------ Records for this exercise ------

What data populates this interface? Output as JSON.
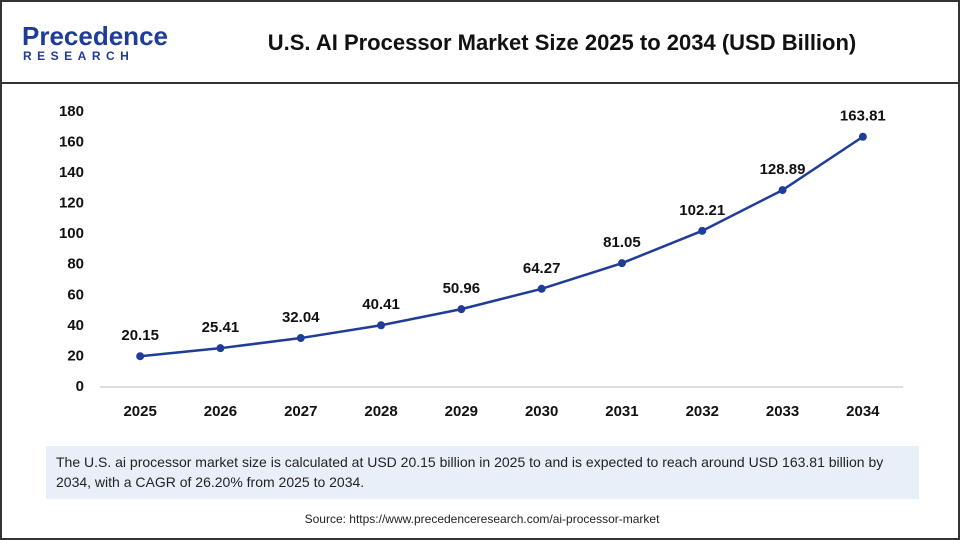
{
  "logo": {
    "name": "Precedence",
    "subtitle": "RESEARCH"
  },
  "chart_data": {
    "type": "line",
    "title": "U.S. AI Processor Market Size 2025 to 2034 (USD Billion)",
    "categories": [
      "2025",
      "2026",
      "2027",
      "2028",
      "2029",
      "2030",
      "2031",
      "2032",
      "2033",
      "2034"
    ],
    "values": [
      20.15,
      25.41,
      32.04,
      40.41,
      50.96,
      64.27,
      81.05,
      102.21,
      128.89,
      163.81
    ],
    "color": "#1f3c98",
    "ylim": [
      0,
      180
    ],
    "yticks": [
      0,
      20,
      40,
      60,
      80,
      100,
      120,
      140,
      160,
      180
    ],
    "grid": false
  },
  "description": "The U.S. ai processor market size is calculated at USD 20.15 billion in 2025 to and is expected to reach around USD 163.81 billion by 2034, with a CAGR of 26.20% from 2025 to 2034.",
  "source": "Source: https://www.precedenceresearch.com/ai-processor-market"
}
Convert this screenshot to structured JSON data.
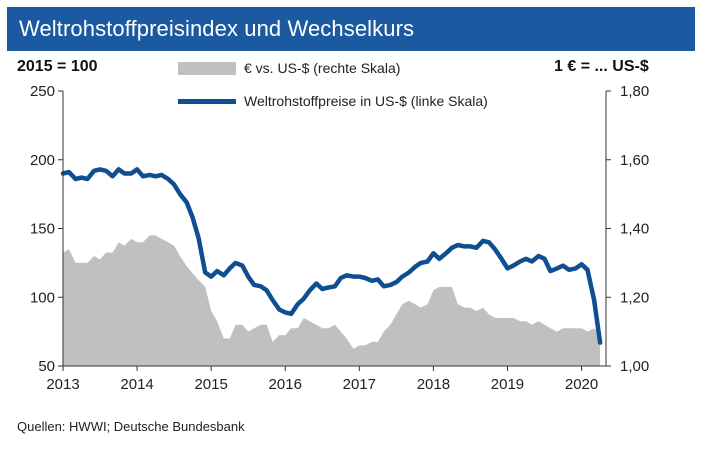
{
  "title": "Weltrohstoffpreisindex und Wechselkurs",
  "source": "Quellen: HWWI; Deutsche Bundesbank",
  "chart_data": {
    "type": "area+line",
    "left_axis_label": "2015 = 100",
    "right_axis_label": "1 € = ... US-$",
    "left_ylim": [
      50,
      250
    ],
    "right_ylim": [
      1.0,
      1.8
    ],
    "left_ticks": [
      "250",
      "200",
      "150",
      "100",
      "50"
    ],
    "right_ticks": [
      "1,80",
      "1,60",
      "1,40",
      "1,20",
      "1,00"
    ],
    "x_ticks": [
      "2013",
      "2014",
      "2015",
      "2016",
      "2017",
      "2018",
      "2019",
      "2020"
    ],
    "xlim": [
      2013,
      2020.33
    ],
    "legend": {
      "area": "€ vs. US-$ (rechte Skala)",
      "line": "Weltrohstoffpreise in US-$ (linke Skala)"
    },
    "colors": {
      "area": "#c0c0c0",
      "line": "#0f4f91",
      "title_bg": "#1b5aa0"
    },
    "series": [
      {
        "name": "€ vs. US-$ (rechte Skala)",
        "axis": "right",
        "x": [
          2013.0,
          2013.08,
          2013.17,
          2013.25,
          2013.33,
          2013.42,
          2013.5,
          2013.58,
          2013.67,
          2013.75,
          2013.83,
          2013.92,
          2014.0,
          2014.08,
          2014.17,
          2014.25,
          2014.33,
          2014.42,
          2014.5,
          2014.58,
          2014.67,
          2014.75,
          2014.83,
          2014.92,
          2015.0,
          2015.08,
          2015.17,
          2015.25,
          2015.33,
          2015.42,
          2015.5,
          2015.58,
          2015.67,
          2015.75,
          2015.83,
          2015.92,
          2016.0,
          2016.08,
          2016.17,
          2016.25,
          2016.33,
          2016.42,
          2016.5,
          2016.58,
          2016.67,
          2016.75,
          2016.83,
          2016.92,
          2017.0,
          2017.08,
          2017.17,
          2017.25,
          2017.33,
          2017.42,
          2017.5,
          2017.58,
          2017.67,
          2017.75,
          2017.83,
          2017.92,
          2018.0,
          2018.08,
          2018.17,
          2018.25,
          2018.33,
          2018.42,
          2018.5,
          2018.58,
          2018.67,
          2018.75,
          2018.83,
          2018.92,
          2019.0,
          2019.08,
          2019.17,
          2019.25,
          2019.33,
          2019.42,
          2019.5,
          2019.58,
          2019.67,
          2019.75,
          2019.83,
          2019.92,
          2020.0,
          2020.08,
          2020.17,
          2020.25
        ],
        "values": [
          1.33,
          1.34,
          1.3,
          1.3,
          1.3,
          1.32,
          1.31,
          1.33,
          1.33,
          1.36,
          1.35,
          1.37,
          1.36,
          1.36,
          1.38,
          1.38,
          1.37,
          1.36,
          1.35,
          1.32,
          1.29,
          1.27,
          1.25,
          1.23,
          1.16,
          1.13,
          1.08,
          1.08,
          1.12,
          1.12,
          1.1,
          1.11,
          1.12,
          1.12,
          1.07,
          1.09,
          1.09,
          1.11,
          1.11,
          1.14,
          1.13,
          1.12,
          1.11,
          1.11,
          1.12,
          1.1,
          1.08,
          1.05,
          1.06,
          1.06,
          1.07,
          1.07,
          1.1,
          1.12,
          1.15,
          1.18,
          1.19,
          1.18,
          1.17,
          1.18,
          1.22,
          1.23,
          1.23,
          1.23,
          1.18,
          1.17,
          1.17,
          1.16,
          1.17,
          1.15,
          1.14,
          1.14,
          1.14,
          1.14,
          1.13,
          1.13,
          1.12,
          1.13,
          1.12,
          1.11,
          1.1,
          1.11,
          1.11,
          1.11,
          1.11,
          1.1,
          1.11,
          1.09
        ]
      },
      {
        "name": "Weltrohstoffpreise in US-$ (linke Skala)",
        "axis": "left",
        "x": [
          2013.0,
          2013.08,
          2013.17,
          2013.25,
          2013.33,
          2013.42,
          2013.5,
          2013.58,
          2013.67,
          2013.75,
          2013.83,
          2013.92,
          2014.0,
          2014.08,
          2014.17,
          2014.25,
          2014.33,
          2014.42,
          2014.5,
          2014.58,
          2014.67,
          2014.75,
          2014.83,
          2014.92,
          2015.0,
          2015.08,
          2015.17,
          2015.25,
          2015.33,
          2015.42,
          2015.5,
          2015.58,
          2015.67,
          2015.75,
          2015.83,
          2015.92,
          2016.0,
          2016.08,
          2016.17,
          2016.25,
          2016.33,
          2016.42,
          2016.5,
          2016.58,
          2016.67,
          2016.75,
          2016.83,
          2016.92,
          2017.0,
          2017.08,
          2017.17,
          2017.25,
          2017.33,
          2017.42,
          2017.5,
          2017.58,
          2017.67,
          2017.75,
          2017.83,
          2017.92,
          2018.0,
          2018.08,
          2018.17,
          2018.25,
          2018.33,
          2018.42,
          2018.5,
          2018.58,
          2018.67,
          2018.75,
          2018.83,
          2018.92,
          2019.0,
          2019.08,
          2019.17,
          2019.25,
          2019.33,
          2019.42,
          2019.5,
          2019.58,
          2019.67,
          2019.75,
          2019.83,
          2019.92,
          2020.0,
          2020.08,
          2020.17,
          2020.25
        ],
        "values": [
          190,
          191,
          186,
          187,
          186,
          192,
          193,
          192,
          188,
          193,
          190,
          190,
          193,
          188,
          189,
          188,
          189,
          186,
          182,
          175,
          169,
          158,
          143,
          118,
          115,
          119,
          116,
          121,
          125,
          123,
          115,
          109,
          108,
          105,
          98,
          91,
          89,
          88,
          95,
          99,
          105,
          110,
          106,
          107,
          108,
          114,
          116,
          115,
          115,
          114,
          112,
          113,
          108,
          109,
          111,
          115,
          118,
          122,
          125,
          126,
          132,
          128,
          132,
          136,
          138,
          137,
          137,
          136,
          141,
          140,
          135,
          128,
          121,
          123,
          126,
          128,
          126,
          130,
          128,
          119,
          121,
          123,
          120,
          121,
          124,
          120,
          98,
          67
        ]
      }
    ]
  }
}
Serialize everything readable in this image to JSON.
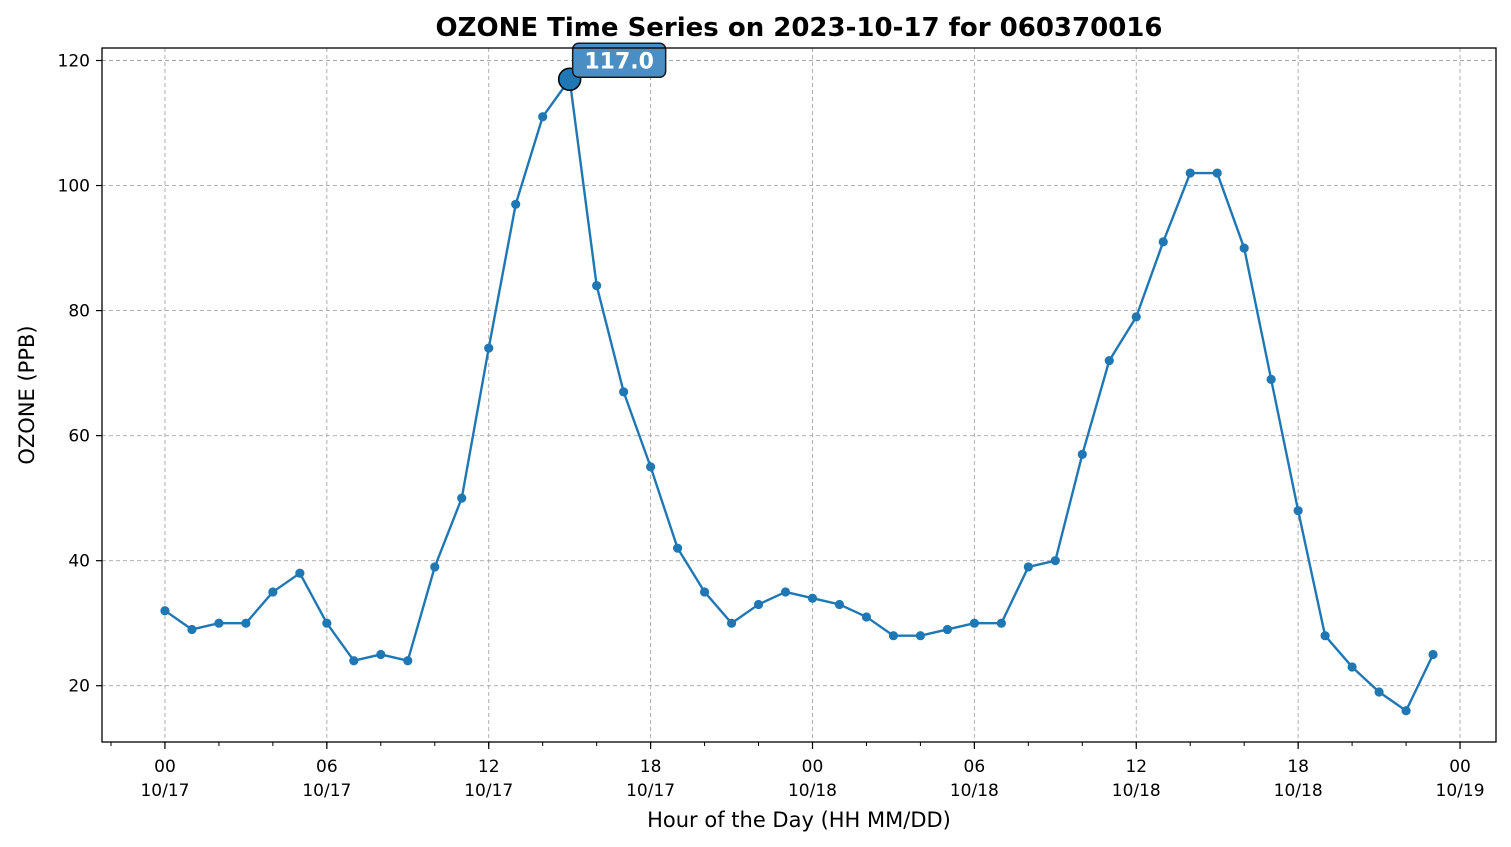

------

Exercise details -> Tally the lines in the records above that contain the word "area", and give only that number.

Result below -> 3